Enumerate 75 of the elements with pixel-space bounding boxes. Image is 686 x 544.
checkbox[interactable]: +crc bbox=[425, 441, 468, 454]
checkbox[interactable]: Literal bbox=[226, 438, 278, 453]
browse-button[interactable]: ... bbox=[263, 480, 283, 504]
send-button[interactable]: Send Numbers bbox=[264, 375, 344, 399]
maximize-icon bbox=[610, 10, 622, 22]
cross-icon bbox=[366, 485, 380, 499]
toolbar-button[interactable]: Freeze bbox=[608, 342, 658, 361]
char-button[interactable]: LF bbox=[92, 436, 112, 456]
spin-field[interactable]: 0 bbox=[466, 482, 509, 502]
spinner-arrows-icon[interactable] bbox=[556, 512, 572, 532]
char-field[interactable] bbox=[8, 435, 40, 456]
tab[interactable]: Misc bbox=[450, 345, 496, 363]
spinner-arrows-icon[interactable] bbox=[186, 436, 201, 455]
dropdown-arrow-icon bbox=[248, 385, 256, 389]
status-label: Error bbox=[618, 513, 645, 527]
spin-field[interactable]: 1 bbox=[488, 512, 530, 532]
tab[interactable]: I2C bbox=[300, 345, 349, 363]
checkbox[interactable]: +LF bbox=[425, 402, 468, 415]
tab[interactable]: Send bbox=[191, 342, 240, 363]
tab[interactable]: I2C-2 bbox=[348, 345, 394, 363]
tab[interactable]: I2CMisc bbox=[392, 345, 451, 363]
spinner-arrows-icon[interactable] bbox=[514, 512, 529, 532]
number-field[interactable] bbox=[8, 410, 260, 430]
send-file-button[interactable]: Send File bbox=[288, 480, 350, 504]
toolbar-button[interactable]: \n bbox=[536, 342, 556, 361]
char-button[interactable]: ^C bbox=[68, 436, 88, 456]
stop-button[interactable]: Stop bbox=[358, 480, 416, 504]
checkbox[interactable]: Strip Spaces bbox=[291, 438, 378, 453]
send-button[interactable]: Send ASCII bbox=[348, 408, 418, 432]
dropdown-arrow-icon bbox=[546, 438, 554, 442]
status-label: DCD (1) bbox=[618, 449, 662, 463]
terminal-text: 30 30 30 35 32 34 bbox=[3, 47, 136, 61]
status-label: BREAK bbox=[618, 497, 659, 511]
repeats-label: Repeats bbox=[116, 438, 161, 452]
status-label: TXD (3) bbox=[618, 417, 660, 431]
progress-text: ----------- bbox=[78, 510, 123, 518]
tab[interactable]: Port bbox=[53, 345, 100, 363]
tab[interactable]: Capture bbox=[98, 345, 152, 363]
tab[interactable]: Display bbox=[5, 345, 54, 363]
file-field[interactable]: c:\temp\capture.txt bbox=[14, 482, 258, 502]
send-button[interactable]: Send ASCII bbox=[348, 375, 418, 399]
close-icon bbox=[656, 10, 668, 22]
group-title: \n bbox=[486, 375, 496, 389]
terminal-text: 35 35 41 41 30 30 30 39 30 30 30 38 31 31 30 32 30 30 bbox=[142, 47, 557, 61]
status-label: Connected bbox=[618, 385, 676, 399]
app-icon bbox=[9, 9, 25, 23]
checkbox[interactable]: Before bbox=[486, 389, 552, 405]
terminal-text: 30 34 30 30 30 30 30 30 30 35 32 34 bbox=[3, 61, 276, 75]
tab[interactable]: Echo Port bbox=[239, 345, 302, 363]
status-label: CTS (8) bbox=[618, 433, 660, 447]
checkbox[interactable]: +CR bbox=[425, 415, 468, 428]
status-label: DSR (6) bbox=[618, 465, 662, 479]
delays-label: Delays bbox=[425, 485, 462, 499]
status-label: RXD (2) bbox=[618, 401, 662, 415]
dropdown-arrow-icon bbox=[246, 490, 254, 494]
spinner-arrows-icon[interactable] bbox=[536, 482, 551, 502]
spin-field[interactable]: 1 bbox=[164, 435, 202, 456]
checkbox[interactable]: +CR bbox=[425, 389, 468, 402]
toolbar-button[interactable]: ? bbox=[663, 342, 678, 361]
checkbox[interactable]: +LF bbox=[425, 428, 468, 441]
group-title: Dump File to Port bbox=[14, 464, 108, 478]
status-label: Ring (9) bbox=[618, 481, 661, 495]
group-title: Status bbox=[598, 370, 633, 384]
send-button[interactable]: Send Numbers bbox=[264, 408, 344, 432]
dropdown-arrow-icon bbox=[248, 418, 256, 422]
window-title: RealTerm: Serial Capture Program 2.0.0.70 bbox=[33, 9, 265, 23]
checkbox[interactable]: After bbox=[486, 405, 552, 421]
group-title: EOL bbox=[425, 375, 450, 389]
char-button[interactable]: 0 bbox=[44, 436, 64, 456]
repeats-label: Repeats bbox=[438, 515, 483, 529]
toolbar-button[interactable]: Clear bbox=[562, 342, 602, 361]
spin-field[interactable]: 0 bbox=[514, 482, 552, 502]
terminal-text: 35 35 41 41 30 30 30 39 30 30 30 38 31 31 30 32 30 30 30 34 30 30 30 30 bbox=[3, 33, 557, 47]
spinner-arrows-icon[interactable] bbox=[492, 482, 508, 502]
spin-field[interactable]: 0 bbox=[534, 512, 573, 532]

The task -> Rewrite the entries above, changing every "Send Numbers" to "Transmit Numbers" and leaving everything else the same.

Solution to this problem ->
Enumerate 75 of the elements with pixel-space bounding boxes. Image is 686 x 544.
checkbox[interactable]: +crc bbox=[425, 441, 468, 454]
checkbox[interactable]: Literal bbox=[226, 438, 278, 453]
browse-button[interactable]: ... bbox=[263, 480, 283, 504]
send-button[interactable]: Transmit Numbers bbox=[264, 375, 344, 399]
maximize-icon bbox=[610, 10, 622, 22]
cross-icon bbox=[366, 485, 380, 499]
toolbar-button[interactable]: Freeze bbox=[608, 342, 658, 361]
char-button[interactable]: LF bbox=[92, 436, 112, 456]
spin-field[interactable]: 0 bbox=[466, 482, 509, 502]
spinner-arrows-icon[interactable] bbox=[556, 512, 572, 532]
char-field[interactable] bbox=[8, 435, 40, 456]
tab[interactable]: Misc bbox=[450, 345, 496, 363]
spinner-arrows-icon[interactable] bbox=[186, 436, 201, 455]
dropdown-arrow-icon bbox=[248, 385, 256, 389]
status-label: Error bbox=[618, 513, 645, 527]
spin-field[interactable]: 1 bbox=[488, 512, 530, 532]
tab[interactable]: I2C bbox=[300, 345, 349, 363]
checkbox[interactable]: +LF bbox=[425, 402, 468, 415]
tab[interactable]: Send bbox=[191, 342, 240, 363]
tab[interactable]: I2C-2 bbox=[348, 345, 394, 363]
tab[interactable]: I2CMisc bbox=[392, 345, 451, 363]
spinner-arrows-icon[interactable] bbox=[514, 512, 529, 532]
number-field[interactable] bbox=[8, 410, 260, 430]
send-file-button[interactable]: Send File bbox=[288, 480, 350, 504]
toolbar-button[interactable]: \n bbox=[536, 342, 556, 361]
char-button[interactable]: ^C bbox=[68, 436, 88, 456]
stop-button[interactable]: Stop bbox=[358, 480, 416, 504]
checkbox[interactable]: Strip Spaces bbox=[291, 438, 378, 453]
send-button[interactable]: Send ASCII bbox=[348, 408, 418, 432]
dropdown-arrow-icon bbox=[546, 438, 554, 442]
status-label: DCD (1) bbox=[618, 449, 662, 463]
terminal-text: 30 30 30 35 32 34 bbox=[3, 47, 136, 61]
status-label: BREAK bbox=[618, 497, 659, 511]
repeats-label: Repeats bbox=[116, 438, 161, 452]
status-label: TXD (3) bbox=[618, 417, 660, 431]
progress-text: ----------- bbox=[78, 510, 123, 518]
tab[interactable]: Port bbox=[53, 345, 100, 363]
tab[interactable]: Capture bbox=[98, 345, 152, 363]
tab[interactable]: Display bbox=[5, 345, 54, 363]
file-field[interactable]: c:\temp\capture.txt bbox=[14, 482, 258, 502]
send-button[interactable]: Send ASCII bbox=[348, 375, 418, 399]
close-icon bbox=[656, 10, 668, 22]
group-title: \n bbox=[486, 375, 496, 389]
terminal-text: 35 35 41 41 30 30 30 39 30 30 30 38 31 31 30 32 30 30 bbox=[142, 47, 557, 61]
status-label: Connected bbox=[618, 385, 676, 399]
app-icon bbox=[9, 9, 25, 23]
checkbox[interactable]: Before bbox=[486, 389, 552, 405]
terminal-text: 30 34 30 30 30 30 30 30 30 35 32 34 bbox=[3, 61, 276, 75]
tab[interactable]: Echo Port bbox=[239, 345, 302, 363]
status-label: CTS (8) bbox=[618, 433, 660, 447]
checkbox[interactable]: +CR bbox=[425, 415, 468, 428]
status-label: DSR (6) bbox=[618, 465, 662, 479]
delays-label: Delays bbox=[425, 485, 462, 499]
status-label: RXD (2) bbox=[618, 401, 662, 415]
dropdown-arrow-icon bbox=[246, 490, 254, 494]
spinner-arrows-icon[interactable] bbox=[536, 482, 551, 502]
spin-field[interactable]: 1 bbox=[164, 435, 202, 456]
checkbox[interactable]: +CR bbox=[425, 389, 468, 402]
toolbar-button[interactable]: ? bbox=[663, 342, 678, 361]
checkbox[interactable]: +LF bbox=[425, 428, 468, 441]
group-title: Dump File to Port bbox=[14, 464, 108, 478]
status-label: Ring (9) bbox=[618, 481, 661, 495]
group-title: Status bbox=[598, 370, 633, 384]
send-button[interactable]: Transmit Numbers bbox=[264, 408, 344, 432]
dropdown-arrow-icon bbox=[248, 418, 256, 422]
window-title: RealTerm: Serial Capture Program 2.0.0.70 bbox=[33, 9, 265, 23]
checkbox[interactable]: After bbox=[486, 405, 552, 421]
group-title: EOL bbox=[425, 375, 450, 389]
char-button[interactable]: 0 bbox=[44, 436, 64, 456]
repeats-label: Repeats bbox=[438, 515, 483, 529]
toolbar-button[interactable]: Clear bbox=[562, 342, 602, 361]
spin-field[interactable]: 0 bbox=[514, 482, 552, 502]
terminal-text: 35 35 41 41 30 30 30 39 30 30 30 38 31 31 30 32 30 30 30 34 30 30 30 30 bbox=[3, 33, 557, 47]
spinner-arrows-icon[interactable] bbox=[492, 482, 508, 502]
spin-field[interactable]: 0 bbox=[534, 512, 573, 532]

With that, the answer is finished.